What to produce
Reproduce the complete listing without any deviation.
::: Input rows :::
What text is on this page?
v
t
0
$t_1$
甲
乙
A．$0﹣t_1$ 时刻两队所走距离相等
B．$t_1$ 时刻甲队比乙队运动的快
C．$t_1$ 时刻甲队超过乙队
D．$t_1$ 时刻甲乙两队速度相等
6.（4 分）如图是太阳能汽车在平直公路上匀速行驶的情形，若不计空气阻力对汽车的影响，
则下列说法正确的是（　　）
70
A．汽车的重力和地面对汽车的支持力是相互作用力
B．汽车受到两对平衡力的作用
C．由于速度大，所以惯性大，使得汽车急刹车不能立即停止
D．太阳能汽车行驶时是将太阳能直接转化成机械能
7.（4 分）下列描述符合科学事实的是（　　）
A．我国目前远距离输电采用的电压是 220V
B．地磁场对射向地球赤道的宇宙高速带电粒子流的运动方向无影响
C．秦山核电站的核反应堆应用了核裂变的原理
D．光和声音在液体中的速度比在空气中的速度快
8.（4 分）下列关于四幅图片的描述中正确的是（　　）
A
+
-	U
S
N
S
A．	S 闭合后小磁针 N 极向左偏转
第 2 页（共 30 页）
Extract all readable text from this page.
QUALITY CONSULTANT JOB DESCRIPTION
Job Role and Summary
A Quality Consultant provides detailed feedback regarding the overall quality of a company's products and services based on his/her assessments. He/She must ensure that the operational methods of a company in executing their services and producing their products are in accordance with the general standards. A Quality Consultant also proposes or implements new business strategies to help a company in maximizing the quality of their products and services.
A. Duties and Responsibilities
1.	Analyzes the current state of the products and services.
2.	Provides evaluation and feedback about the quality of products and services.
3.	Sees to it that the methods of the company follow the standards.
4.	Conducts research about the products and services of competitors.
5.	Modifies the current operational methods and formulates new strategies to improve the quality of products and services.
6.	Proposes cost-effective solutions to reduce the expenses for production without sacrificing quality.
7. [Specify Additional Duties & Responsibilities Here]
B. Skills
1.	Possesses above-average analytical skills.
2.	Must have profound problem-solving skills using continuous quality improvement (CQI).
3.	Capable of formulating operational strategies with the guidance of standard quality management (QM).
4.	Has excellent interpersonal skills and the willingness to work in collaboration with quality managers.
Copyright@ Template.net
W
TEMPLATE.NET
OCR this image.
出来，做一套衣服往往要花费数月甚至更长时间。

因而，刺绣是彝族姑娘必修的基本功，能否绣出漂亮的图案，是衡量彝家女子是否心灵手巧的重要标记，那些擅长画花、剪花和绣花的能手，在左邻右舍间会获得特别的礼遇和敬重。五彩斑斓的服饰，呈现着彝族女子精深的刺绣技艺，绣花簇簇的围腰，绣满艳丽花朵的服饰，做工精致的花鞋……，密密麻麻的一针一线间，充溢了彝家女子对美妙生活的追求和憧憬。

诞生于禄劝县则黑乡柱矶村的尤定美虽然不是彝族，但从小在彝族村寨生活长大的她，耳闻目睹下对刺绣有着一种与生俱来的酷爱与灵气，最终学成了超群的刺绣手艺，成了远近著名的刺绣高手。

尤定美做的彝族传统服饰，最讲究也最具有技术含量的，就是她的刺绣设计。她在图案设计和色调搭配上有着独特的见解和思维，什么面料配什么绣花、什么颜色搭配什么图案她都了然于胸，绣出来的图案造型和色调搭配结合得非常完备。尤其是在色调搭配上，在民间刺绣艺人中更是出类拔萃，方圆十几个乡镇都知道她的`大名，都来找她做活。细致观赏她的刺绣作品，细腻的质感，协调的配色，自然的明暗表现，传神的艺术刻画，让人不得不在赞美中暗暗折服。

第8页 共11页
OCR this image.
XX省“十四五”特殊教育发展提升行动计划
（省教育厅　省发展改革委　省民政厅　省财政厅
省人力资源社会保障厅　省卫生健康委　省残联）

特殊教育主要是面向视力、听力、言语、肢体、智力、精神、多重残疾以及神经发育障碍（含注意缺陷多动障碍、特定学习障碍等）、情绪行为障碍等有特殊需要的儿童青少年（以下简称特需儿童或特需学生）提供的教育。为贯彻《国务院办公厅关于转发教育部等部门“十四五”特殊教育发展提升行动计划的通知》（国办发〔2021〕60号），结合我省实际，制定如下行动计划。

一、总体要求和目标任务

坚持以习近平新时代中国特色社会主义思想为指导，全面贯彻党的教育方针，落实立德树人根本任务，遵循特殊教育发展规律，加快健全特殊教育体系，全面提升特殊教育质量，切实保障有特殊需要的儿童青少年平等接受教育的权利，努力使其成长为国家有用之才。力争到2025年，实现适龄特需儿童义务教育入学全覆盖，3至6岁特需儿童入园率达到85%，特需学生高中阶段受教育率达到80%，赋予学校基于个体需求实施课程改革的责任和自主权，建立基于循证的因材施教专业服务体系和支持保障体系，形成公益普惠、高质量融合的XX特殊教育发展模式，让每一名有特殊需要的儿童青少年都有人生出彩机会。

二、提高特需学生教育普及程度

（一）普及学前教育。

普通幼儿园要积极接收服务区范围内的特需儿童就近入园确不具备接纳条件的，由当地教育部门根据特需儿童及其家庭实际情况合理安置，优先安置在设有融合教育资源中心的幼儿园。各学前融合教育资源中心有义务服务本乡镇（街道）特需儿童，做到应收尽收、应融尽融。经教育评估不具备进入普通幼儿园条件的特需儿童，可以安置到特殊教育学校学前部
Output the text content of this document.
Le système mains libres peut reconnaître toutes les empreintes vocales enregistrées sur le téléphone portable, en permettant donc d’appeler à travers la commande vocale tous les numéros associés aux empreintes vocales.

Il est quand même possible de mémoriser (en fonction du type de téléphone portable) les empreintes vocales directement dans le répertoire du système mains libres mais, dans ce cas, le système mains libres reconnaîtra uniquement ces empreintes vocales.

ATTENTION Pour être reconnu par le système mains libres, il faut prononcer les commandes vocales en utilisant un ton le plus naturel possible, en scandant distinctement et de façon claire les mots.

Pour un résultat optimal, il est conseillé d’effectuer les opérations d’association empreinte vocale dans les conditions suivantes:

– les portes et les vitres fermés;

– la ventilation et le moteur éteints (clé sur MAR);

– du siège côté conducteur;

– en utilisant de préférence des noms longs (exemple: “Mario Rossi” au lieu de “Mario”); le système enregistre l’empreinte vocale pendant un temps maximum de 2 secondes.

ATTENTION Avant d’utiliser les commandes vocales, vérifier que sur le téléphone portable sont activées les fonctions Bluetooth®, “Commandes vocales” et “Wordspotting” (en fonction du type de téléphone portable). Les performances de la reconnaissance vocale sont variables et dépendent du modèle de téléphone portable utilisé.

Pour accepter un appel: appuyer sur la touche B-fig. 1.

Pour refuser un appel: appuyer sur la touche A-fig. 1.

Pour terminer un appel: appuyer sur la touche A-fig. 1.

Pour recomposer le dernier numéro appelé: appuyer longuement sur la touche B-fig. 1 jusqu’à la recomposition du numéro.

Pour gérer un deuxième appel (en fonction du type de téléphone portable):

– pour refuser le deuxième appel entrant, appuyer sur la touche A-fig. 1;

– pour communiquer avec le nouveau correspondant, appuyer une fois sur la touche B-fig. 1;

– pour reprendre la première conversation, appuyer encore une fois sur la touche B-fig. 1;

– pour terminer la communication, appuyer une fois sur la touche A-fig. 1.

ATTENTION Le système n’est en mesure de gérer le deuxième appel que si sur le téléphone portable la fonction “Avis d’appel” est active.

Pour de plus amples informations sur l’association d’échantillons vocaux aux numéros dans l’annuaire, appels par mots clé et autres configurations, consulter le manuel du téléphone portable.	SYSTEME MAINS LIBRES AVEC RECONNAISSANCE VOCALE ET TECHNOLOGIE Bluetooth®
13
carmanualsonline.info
:::
Task output
What text is on this page?
v
t
0
$t_1$
甲
乙
A．$0﹣t_1$ 时刻两队所走距离相等
B．$t_1$ 时刻甲队比乙队运动的快
C．$t_1$ 时刻甲队超过乙队
D．$t_1$ 时刻甲乙两队速度相等
6.（4 分）如图是太阳能汽车在平直公路上匀速行驶的情形，若不计空气阻力对汽车的影响，
则下列说法正确的是（　　）
70
A．汽车的重力和地面对汽车的支持力是相互作用力
B．汽车受到两对平衡力的作用
C．由于速度大，所以惯性大，使得汽车急刹车不能立即停止
D．太阳能汽车行驶时是将太阳能直接转化成机械能
7.（4 分）下列描述符合科学事实的是（　　）
A．我国目前远距离输电采用的电压是 220V
B．地磁场对射向地球赤道的宇宙高速带电粒子流的运动方向无影响
C．秦山核电站的核反应堆应用了核裂变的原理
D．光和声音在液体中的速度比在空气中的速度快
8.（4 分）下列关于四幅图片的描述中正确的是（　　）
A
+
-	U
S
N
S
A．	S 闭合后小磁针 N 极向左偏转
第 2 页（共 30 页）
Extract all readable text from this page.
QUALITY CONSULTANT JOB DESCRIPTION
Job Role and Summary
A Quality Consultant provides detailed feedback regarding the overall quality of a company's products and services based on his/her assessments. He/She must ensure that the operational methods of a company in executing their services and producing their products are in accordance with the general standards. A Quality Consultant also proposes or implements new business strategies to help a company in maximizing the quality of their products and services.
A. Duties and Responsibilities
1.	Analyzes the current state of the products and services.
2.	Provides evaluation and feedback about the quality of products and services.
3.	Sees to it that the methods of the company follow the standards.
4.	Conducts research about the products and services of competitors.
5.	Modifies the current operational methods and formulates new strategies to improve the quality of products and services.
6.	Proposes cost-effective solutions to reduce the expenses for production without sacrificing quality.
7. [Specify Additional Duties & Responsibilities Here]
B. Skills
1.	Possesses above-average analytical skills.
2.	Must have profound problem-solving skills using continuous quality improvement (CQI).
3.	Capable of formulating operational strategies with the guidance of standard quality management (QM).
4.	Has excellent interpersonal skills and the willingness to work in collaboration with quality managers.
Copyright@ Template.net
W
TEMPLATE.NET
OCR this image.
出来，做一套衣服往往要花费数月甚至更长时间。

因而，刺绣是彝族姑娘必修的基本功，能否绣出漂亮的图案，是衡量彝家女子是否心灵手巧的重要标记，那些擅长画花、剪花和绣花的能手，在左邻右舍间会获得特别的礼遇和敬重。五彩斑斓的服饰，呈现着彝族女子精深的刺绣技艺，绣花簇簇的围腰，绣满艳丽花朵的服饰，做工精致的花鞋……，密密麻麻的一针一线间，充溢了彝家女子对美妙生活的追求和憧憬。

诞生于禄劝县则黑乡柱矶村的尤定美虽然不是彝族，但从小在彝族村寨生活长大的她，耳闻目睹下对刺绣有着一种与生俱来的酷爱与灵气，最终学成了超群的刺绣手艺，成了远近著名的刺绣高手。

尤定美做的彝族传统服饰，最讲究也最具有技术含量的，就是她的刺绣设计。她在图案设计和色调搭配上有着独特的见解和思维，什么面料配什么绣花、什么颜色搭配什么图案她都了然于胸，绣出来的图案造型和色调搭配结合得非常完备。尤其是在色调搭配上，在民间刺绣艺人中更是出类拔萃，方圆十几个乡镇都知道她的`大名，都来找她做活。细致观赏她的刺绣作品，细腻的质感，协调的配色，自然的明暗表现，传神的艺术刻画，让人不得不在赞美中暗暗折服。

第8页 共11页
OCR this image.
XX省“十四五”特殊教育发展提升行动计划
（省教育厅　省发展改革委　省民政厅　省财政厅
省人力资源社会保障厅　省卫生健康委　省残联）

特殊教育主要是面向视力、听力、言语、肢体、智力、精神、多重残疾以及神经发育障碍（含注意缺陷多动障碍、特定学习障碍等）、情绪行为障碍等有特殊需要的儿童青少年（以下简称特需儿童或特需学生）提供的教育。为贯彻《国务院办公厅关于转发教育部等部门“十四五”特殊教育发展提升行动计划的通知》（国办发〔2021〕60号），结合我省实际，制定如下行动计划。

一、总体要求和目标任务

坚持以习近平新时代中国特色社会主义思想为指导，全面贯彻党的教育方针，落实立德树人根本任务，遵循特殊教育发展规律，加快健全特殊教育体系，全面提升特殊教育质量，切实保障有特殊需要的儿童青少年平等接受教育的权利，努力使其成长为国家有用之才。力争到2025年，实现适龄特需儿童义务教育入学全覆盖，3至6岁特需儿童入园率达到85%，特需学生高中阶段受教育率达到80%，赋予学校基于个体需求实施课程改革的责任和自主权，建立基于循证的因材施教专业服务体系和支持保障体系，形成公益普惠、高质量融合的XX特殊教育发展模式，让每一名有特殊需要的儿童青少年都有人生出彩机会。

二、提高特需学生教育普及程度

（一）普及学前教育。

普通幼儿园要积极接收服务区范围内的特需儿童就近入园确不具备接纳条件的，由当地教育部门根据特需儿童及其家庭实际情况合理安置，优先安置在设有融合教育资源中心的幼儿园。各学前融合教育资源中心有义务服务本乡镇（街道）特需儿童，做到应收尽收、应融尽融。经教育评估不具备进入普通幼儿园条件的特需儿童，可以安置到特殊教育学校学前部
Output the text content of this document.
Le système mains libres peut reconnaître toutes les empreintes vocales enregistrées sur le téléphone portable, en permettant donc d’appeler à travers la commande vocale tous les numéros associés aux empreintes vocales.

Il est quand même possible de mémoriser (en fonction du type de téléphone portable) les empreintes vocales directement dans le répertoire du système mains libres mais, dans ce cas, le système mains libres reconnaîtra uniquement ces empreintes vocales.

ATTENTION Pour être reconnu par le système mains libres, il faut prononcer les commandes vocales en utilisant un ton le plus naturel possible, en scandant distinctement et de façon claire les mots.

Pour un résultat optimal, il est conseillé d’effectuer les opérations d’association empreinte vocale dans les conditions suivantes:

– les portes et les vitres fermés;

– la ventilation et le moteur éteints (clé sur MAR);

– du siège côté conducteur;

– en utilisant de préférence des noms longs (exemple: “Mario Rossi” au lieu de “Mario”); le système enregistre l’empreinte vocale pendant un temps maximum de 2 secondes.

ATTENTION Avant d’utiliser les commandes vocales, vérifier que sur le téléphone portable sont activées les fonctions Bluetooth®, “Commandes vocales” et “Wordspotting” (en fonction du type de téléphone portable). Les performances de la reconnaissance vocale sont variables et dépendent du modèle de téléphone portable utilisé.

Pour accepter un appel: appuyer sur la touche B-fig. 1.

Pour refuser un appel: appuyer sur la touche A-fig. 1.

Pour terminer un appel: appuyer sur la touche A-fig. 1.

Pour recomposer le dernier numéro appelé: appuyer longuement sur la touche B-fig. 1 jusqu’à la recomposition du numéro.

Pour gérer un deuxième appel (en fonction du type de téléphone portable):

– pour refuser le deuxième appel entrant, appuyer sur la touche A-fig. 1;

– pour communiquer avec le nouveau correspondant, appuyer une fois sur la touche B-fig. 1;

– pour reprendre la première conversation, appuyer encore une fois sur la touche B-fig. 1;

– pour terminer la communication, appuyer une fois sur la touche A-fig. 1.

ATTENTION Le système n’est en mesure de gérer le deuxième appel que si sur le téléphone portable la fonction “Avis d’appel” est active.

Pour de plus amples informations sur l’association d’échantillons vocaux aux numéros dans l’annuaire, appels par mots clé et autres configurations, consulter le manuel du téléphone portable.	SYSTEME MAINS LIBRES AVEC RECONNAISSANCE VOCALE ET TECHNOLOGIE Bluetooth®
13
carmanualsonline.info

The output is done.